Description of the task: Identify each line below that contains the word "true", and copy it out.

Records for processing:

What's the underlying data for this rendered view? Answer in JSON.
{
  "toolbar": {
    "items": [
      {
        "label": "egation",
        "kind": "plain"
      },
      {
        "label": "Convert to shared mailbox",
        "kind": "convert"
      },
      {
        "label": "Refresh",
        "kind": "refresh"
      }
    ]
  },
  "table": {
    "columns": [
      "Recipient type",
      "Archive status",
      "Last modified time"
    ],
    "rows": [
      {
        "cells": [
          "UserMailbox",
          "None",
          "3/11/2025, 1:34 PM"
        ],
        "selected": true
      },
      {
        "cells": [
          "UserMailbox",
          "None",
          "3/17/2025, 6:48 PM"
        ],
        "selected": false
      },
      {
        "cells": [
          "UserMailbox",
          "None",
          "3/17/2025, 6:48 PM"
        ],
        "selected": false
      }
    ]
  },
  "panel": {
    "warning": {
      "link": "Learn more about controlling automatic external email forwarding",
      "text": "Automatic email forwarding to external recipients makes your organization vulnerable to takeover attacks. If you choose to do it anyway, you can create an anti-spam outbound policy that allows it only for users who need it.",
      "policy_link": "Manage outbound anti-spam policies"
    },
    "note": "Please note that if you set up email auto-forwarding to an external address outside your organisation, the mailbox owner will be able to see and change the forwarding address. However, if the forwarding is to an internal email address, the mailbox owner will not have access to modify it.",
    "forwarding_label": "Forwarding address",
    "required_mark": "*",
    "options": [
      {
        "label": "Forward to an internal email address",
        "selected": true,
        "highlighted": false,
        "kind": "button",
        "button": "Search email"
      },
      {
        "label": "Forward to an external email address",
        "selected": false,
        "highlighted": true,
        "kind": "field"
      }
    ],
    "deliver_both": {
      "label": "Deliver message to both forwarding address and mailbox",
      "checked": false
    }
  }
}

Expected output:
        "selected": true
        "selected": true,
        "highlighted": true,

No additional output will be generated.